• [Goal] Make an exact copy of each entry, leaving out every picture.

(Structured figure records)
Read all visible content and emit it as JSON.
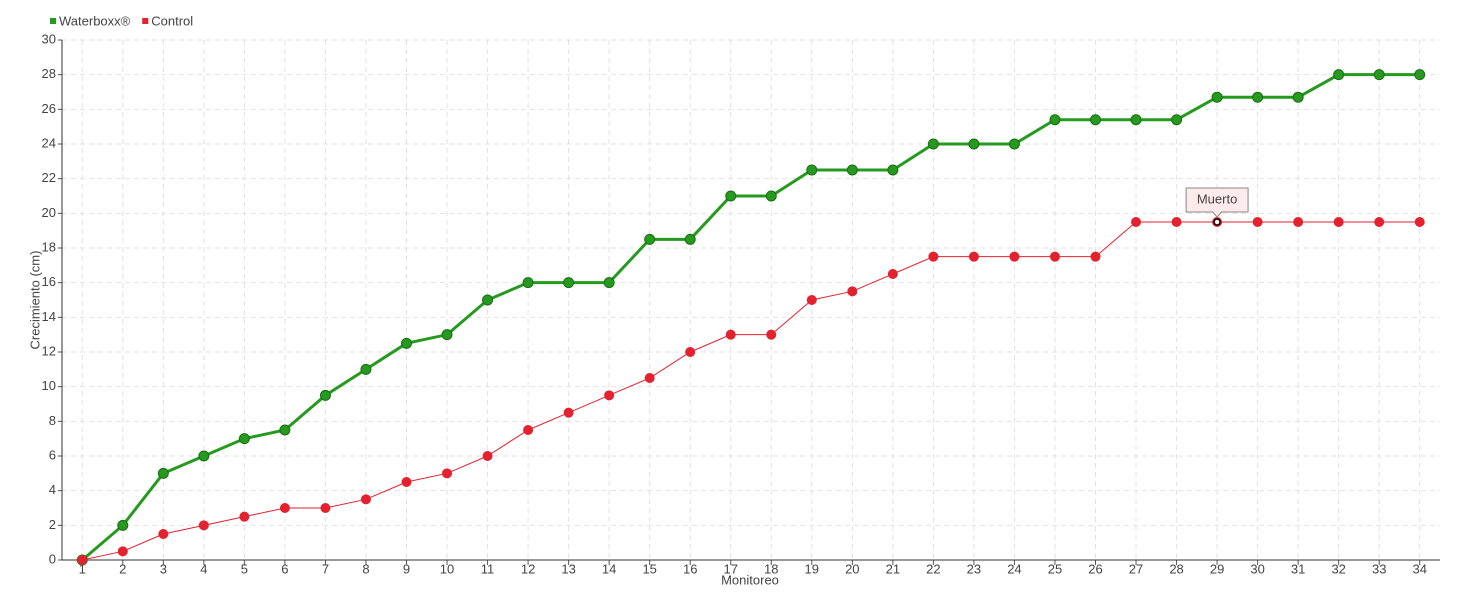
{
  "chart_data": {
    "type": "line",
    "x_label": "Monitoreo",
    "y_label": "Crecimiento (cm)",
    "categories": [
      "1",
      "2",
      "3",
      "4",
      "5",
      "6",
      "7",
      "8",
      "9",
      "10",
      "11",
      "12",
      "13",
      "14",
      "15",
      "16",
      "17",
      "18",
      "19",
      "20",
      "21",
      "22",
      "23",
      "24",
      "25",
      "26",
      "27",
      "28",
      "29",
      "30",
      "31",
      "32",
      "33",
      "34"
    ],
    "series": [
      {
        "name": "Waterboxx®",
        "color": "#259a1e",
        "values": [
          0,
          2,
          5,
          6,
          7,
          7.5,
          9.5,
          11,
          12.5,
          13,
          15,
          16,
          16,
          16,
          18.5,
          18.5,
          21,
          21,
          22.5,
          22.5,
          22.5,
          24,
          24,
          24,
          25.4,
          25.4,
          25.4,
          25.4,
          26.7,
          26.7,
          26.7,
          28,
          28,
          28
        ]
      },
      {
        "name": "Control",
        "color": "#e4222f",
        "values": [
          0,
          0.5,
          1.5,
          2,
          2.5,
          3,
          3,
          3.5,
          4.5,
          5,
          6,
          7.5,
          8.5,
          9.5,
          10.5,
          12,
          13,
          13,
          15,
          15.5,
          16.5,
          17.5,
          17.5,
          17.5,
          17.5,
          17.5,
          19.5,
          19.5,
          19.5,
          19.5,
          19.5,
          19.5,
          19.5,
          19.5
        ]
      }
    ],
    "annotations": [
      {
        "label": "Muerto",
        "x": "29"
      }
    ],
    "ylim": [
      0,
      30
    ],
    "yticks": [
      0,
      2,
      4,
      6,
      8,
      10,
      12,
      14,
      16,
      18,
      20,
      22,
      24,
      26,
      28,
      30
    ],
    "grid": true,
    "legend": "top-left"
  }
}
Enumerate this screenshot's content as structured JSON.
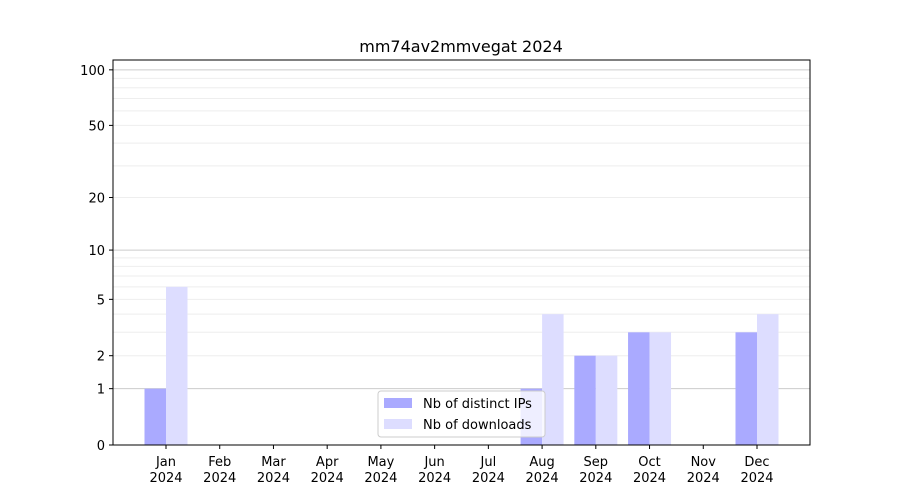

• [Written response]
Read all visible content and emit it as JSON.
{
  "chart_data": {
    "type": "line",
    "x_label": "Monitoreo",
    "y_label": "Crecimiento (cm)",
    "categories": [
      "1",
      "2",
      "3",
      "4",
      "5",
      "6",
      "7",
      "8",
      "9",
      "10",
      "11",
      "12",
      "13",
      "14",
      "15",
      "16",
      "17",
      "18",
      "19",
      "20",
      "21",
      "22",
      "23",
      "24",
      "25",
      "26",
      "27",
      "28",
      "29",
      "30",
      "31",
      "32",
      "33",
      "34"
    ],
    "series": [
      {
        "name": "Waterboxx®",
        "color": "#259a1e",
        "values": [
          0,
          2,
          5,
          6,
          7,
          7.5,
          9.5,
          11,
          12.5,
          13,
          15,
          16,
          16,
          16,
          18.5,
          18.5,
          21,
          21,
          22.5,
          22.5,
          22.5,
          24,
          24,
          24,
          25.4,
          25.4,
          25.4,
          25.4,
          26.7,
          26.7,
          26.7,
          28,
          28,
          28
        ]
      },
      {
        "name": "Control",
        "color": "#e4222f",
        "values": [
          0,
          0.5,
          1.5,
          2,
          2.5,
          3,
          3,
          3.5,
          4.5,
          5,
          6,
          7.5,
          8.5,
          9.5,
          10.5,
          12,
          13,
          13,
          15,
          15.5,
          16.5,
          17.5,
          17.5,
          17.5,
          17.5,
          17.5,
          19.5,
          19.5,
          19.5,
          19.5,
          19.5,
          19.5,
          19.5,
          19.5
        ]
      }
    ],
    "annotations": [
      {
        "label": "Muerto",
        "x": "29"
      }
    ],
    "ylim": [
      0,
      30
    ],
    "yticks": [
      0,
      2,
      4,
      6,
      8,
      10,
      12,
      14,
      16,
      18,
      20,
      22,
      24,
      26,
      28,
      30
    ],
    "grid": true,
    "legend": "top-left"
  }
}
Enumerate this screenshot's content as structured JSON.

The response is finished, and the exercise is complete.